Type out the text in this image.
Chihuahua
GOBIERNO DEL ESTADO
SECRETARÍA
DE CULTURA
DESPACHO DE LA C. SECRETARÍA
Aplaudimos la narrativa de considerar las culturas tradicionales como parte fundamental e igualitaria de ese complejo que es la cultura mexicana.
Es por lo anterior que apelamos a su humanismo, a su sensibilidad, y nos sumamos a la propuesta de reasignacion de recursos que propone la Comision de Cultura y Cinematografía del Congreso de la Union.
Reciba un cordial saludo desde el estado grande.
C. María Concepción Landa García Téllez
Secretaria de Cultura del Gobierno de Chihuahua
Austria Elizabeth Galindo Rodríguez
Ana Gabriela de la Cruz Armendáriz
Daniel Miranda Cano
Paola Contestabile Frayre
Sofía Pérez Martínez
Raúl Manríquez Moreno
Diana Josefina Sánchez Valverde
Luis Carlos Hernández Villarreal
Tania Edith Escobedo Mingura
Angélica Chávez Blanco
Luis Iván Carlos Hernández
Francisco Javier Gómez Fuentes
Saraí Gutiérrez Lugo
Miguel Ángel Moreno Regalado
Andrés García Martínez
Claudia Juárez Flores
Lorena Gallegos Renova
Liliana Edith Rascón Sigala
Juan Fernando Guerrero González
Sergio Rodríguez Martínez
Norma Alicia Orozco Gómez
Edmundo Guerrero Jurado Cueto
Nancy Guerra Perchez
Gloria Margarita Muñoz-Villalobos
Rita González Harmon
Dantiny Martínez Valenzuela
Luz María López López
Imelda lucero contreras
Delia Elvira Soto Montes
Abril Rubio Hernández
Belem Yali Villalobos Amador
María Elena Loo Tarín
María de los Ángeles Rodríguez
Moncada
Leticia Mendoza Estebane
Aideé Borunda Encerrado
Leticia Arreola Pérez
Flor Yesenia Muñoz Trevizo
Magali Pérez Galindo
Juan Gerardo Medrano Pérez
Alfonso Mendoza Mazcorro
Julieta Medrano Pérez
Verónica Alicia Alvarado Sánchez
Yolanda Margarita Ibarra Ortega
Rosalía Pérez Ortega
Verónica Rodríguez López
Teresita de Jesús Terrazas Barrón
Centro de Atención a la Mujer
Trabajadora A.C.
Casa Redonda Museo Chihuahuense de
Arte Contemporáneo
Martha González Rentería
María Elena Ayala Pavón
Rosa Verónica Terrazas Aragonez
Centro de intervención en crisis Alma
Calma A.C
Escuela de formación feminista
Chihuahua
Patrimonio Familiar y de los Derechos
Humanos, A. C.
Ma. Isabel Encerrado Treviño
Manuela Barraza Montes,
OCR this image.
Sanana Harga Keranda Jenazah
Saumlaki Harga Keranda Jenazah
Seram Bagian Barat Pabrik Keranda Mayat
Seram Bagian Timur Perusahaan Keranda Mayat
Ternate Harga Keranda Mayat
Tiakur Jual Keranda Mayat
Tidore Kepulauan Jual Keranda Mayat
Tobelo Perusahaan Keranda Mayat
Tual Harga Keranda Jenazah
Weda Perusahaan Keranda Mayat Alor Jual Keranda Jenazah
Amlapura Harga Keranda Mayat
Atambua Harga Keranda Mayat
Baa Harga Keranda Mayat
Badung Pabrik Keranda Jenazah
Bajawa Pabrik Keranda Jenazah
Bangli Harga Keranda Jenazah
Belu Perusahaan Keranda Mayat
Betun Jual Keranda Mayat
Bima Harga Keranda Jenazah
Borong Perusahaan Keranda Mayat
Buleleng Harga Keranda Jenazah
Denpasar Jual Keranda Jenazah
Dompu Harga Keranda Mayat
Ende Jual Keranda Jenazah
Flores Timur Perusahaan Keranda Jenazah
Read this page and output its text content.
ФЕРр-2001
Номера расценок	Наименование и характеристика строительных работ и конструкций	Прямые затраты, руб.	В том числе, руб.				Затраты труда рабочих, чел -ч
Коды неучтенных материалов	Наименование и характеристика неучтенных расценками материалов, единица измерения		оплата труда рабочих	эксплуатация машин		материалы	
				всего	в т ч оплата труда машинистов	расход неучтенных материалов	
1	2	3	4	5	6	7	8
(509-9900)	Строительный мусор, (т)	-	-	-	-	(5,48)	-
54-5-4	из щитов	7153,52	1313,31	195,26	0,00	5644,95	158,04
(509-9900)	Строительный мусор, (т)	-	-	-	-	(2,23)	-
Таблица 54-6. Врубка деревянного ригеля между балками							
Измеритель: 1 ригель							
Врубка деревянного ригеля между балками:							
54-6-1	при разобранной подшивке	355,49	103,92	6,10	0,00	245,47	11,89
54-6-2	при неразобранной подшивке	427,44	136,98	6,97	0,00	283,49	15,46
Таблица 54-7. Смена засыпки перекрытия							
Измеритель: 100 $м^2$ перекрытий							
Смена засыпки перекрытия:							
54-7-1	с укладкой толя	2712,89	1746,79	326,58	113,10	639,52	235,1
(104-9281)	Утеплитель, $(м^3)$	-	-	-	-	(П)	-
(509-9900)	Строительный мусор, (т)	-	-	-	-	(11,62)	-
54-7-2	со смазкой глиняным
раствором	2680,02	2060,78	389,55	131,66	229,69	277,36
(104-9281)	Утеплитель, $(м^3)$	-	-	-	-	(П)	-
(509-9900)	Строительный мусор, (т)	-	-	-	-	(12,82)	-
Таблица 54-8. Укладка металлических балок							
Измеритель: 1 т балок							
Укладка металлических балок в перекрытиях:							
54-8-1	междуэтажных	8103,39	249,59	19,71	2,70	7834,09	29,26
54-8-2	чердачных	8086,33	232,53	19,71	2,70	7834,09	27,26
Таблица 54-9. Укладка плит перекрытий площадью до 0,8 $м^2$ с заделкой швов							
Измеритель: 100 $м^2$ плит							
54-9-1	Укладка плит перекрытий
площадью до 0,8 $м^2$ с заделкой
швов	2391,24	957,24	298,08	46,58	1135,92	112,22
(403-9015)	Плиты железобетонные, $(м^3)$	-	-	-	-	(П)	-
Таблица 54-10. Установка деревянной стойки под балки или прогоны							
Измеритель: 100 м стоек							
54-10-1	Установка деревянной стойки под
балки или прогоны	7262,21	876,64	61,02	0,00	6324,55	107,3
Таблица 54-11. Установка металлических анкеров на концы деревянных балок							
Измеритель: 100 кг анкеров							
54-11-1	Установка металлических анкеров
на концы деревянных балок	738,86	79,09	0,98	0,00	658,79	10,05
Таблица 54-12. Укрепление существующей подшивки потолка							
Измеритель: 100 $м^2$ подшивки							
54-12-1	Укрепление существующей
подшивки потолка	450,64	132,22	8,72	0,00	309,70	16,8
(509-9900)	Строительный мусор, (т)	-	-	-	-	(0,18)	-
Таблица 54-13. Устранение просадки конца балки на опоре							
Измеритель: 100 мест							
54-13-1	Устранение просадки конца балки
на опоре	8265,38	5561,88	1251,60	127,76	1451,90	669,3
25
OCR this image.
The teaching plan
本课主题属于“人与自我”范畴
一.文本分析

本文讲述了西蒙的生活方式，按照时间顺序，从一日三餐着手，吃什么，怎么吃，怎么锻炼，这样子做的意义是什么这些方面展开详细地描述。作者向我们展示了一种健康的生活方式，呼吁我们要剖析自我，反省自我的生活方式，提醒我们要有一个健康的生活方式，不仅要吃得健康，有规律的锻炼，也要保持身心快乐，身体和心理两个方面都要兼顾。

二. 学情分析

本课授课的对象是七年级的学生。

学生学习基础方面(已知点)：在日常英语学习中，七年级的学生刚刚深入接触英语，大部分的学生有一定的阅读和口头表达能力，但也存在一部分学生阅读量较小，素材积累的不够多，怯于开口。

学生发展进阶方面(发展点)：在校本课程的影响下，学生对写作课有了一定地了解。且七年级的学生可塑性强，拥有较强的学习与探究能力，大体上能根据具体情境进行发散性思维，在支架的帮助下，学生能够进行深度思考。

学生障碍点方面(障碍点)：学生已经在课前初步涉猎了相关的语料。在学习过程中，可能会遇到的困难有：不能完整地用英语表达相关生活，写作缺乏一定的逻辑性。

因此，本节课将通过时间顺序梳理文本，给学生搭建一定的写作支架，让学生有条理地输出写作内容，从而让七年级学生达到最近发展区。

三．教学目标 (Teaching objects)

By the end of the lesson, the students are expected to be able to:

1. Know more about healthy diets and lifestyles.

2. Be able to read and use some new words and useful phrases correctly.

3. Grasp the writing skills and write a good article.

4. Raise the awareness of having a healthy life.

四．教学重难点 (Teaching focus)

----------

● **Task statement**:
Among the records above, find each line holding the string "ригеля" and pull it out.

● **Answer to this task**:
Таблица 54-6. Врубка деревянного ригеля между балками							
Врубка деревянного ригеля между балками:							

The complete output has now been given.